What this task involves: A complete answer lists every line of the entries below where the string "datum" appears.

Material for this task:
--- START ---

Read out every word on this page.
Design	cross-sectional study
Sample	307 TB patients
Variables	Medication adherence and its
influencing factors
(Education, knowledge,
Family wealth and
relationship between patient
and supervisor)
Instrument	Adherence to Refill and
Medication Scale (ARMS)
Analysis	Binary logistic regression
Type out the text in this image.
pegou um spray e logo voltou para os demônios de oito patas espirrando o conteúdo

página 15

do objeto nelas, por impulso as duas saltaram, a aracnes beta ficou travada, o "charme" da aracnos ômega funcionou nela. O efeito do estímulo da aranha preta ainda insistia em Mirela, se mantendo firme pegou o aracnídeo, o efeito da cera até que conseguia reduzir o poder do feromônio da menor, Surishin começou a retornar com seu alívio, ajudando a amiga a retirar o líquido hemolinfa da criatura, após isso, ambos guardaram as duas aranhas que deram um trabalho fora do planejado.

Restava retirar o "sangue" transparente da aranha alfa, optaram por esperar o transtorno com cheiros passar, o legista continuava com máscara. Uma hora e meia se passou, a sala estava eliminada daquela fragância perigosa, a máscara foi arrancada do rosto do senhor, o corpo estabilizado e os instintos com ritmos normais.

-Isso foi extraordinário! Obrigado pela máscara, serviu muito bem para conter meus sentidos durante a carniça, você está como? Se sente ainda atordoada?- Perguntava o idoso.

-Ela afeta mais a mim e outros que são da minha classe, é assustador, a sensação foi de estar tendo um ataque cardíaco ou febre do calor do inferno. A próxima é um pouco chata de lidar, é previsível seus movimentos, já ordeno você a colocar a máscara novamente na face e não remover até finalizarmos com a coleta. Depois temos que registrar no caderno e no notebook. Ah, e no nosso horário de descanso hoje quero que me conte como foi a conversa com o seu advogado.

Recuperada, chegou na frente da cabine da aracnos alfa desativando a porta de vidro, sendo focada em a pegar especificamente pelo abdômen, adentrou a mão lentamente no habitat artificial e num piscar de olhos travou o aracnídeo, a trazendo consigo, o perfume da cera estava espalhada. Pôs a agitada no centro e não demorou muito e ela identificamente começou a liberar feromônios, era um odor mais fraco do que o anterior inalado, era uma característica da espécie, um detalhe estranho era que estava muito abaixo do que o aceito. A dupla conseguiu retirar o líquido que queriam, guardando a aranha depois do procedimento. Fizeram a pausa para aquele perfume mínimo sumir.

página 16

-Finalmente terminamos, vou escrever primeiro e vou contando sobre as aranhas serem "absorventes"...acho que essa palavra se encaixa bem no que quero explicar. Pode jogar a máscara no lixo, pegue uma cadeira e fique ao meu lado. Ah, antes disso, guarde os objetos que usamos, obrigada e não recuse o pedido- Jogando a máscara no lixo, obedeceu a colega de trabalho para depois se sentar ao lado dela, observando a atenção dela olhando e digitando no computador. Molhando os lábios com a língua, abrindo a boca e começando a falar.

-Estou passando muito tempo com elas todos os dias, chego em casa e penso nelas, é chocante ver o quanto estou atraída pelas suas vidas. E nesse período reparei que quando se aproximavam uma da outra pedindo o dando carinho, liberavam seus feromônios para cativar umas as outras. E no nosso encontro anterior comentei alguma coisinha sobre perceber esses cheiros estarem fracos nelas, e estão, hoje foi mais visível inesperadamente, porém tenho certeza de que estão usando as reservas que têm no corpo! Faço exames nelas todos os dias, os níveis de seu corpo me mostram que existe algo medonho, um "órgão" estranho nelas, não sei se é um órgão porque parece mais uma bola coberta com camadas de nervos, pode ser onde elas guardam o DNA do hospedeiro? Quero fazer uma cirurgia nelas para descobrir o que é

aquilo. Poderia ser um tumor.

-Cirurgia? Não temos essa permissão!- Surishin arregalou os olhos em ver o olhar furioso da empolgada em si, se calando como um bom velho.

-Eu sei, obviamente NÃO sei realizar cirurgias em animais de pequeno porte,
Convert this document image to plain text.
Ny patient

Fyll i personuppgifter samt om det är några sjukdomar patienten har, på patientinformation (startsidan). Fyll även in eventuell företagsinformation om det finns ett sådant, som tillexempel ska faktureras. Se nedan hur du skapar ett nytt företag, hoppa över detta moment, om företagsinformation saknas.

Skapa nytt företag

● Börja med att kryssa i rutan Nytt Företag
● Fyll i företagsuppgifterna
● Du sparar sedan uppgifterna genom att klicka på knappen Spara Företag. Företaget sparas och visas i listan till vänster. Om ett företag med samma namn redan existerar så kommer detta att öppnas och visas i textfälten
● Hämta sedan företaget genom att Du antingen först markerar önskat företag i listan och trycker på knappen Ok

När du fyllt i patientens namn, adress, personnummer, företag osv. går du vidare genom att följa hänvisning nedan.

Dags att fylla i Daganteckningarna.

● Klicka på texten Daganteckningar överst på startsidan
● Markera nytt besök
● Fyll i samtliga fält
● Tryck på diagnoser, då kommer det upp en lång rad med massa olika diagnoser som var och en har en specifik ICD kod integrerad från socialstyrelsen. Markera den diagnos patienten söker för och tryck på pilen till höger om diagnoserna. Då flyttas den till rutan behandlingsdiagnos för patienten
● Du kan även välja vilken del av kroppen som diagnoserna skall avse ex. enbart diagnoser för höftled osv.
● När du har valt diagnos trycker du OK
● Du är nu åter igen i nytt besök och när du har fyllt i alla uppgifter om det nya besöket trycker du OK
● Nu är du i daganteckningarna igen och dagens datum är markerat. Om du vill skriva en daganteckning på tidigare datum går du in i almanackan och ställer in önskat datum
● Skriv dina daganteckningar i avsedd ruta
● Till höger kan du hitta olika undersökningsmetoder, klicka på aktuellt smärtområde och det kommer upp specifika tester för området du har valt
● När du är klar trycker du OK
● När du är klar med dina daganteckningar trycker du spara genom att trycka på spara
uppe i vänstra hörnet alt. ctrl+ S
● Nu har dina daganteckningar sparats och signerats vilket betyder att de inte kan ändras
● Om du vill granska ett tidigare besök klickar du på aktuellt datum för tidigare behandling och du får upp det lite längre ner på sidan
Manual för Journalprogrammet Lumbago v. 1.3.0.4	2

--- END ---

Response:
● Nu är du i daganteckningarna igen och dagens datum är markerat. Om du vill skriva en daganteckning på tidigare datum går du in i almanackan och ställer in önskat datum
● Om du vill granska ett tidigare besök klickar du på aktuellt datum för tidigare behandling och du får upp det lite längre ner på sidan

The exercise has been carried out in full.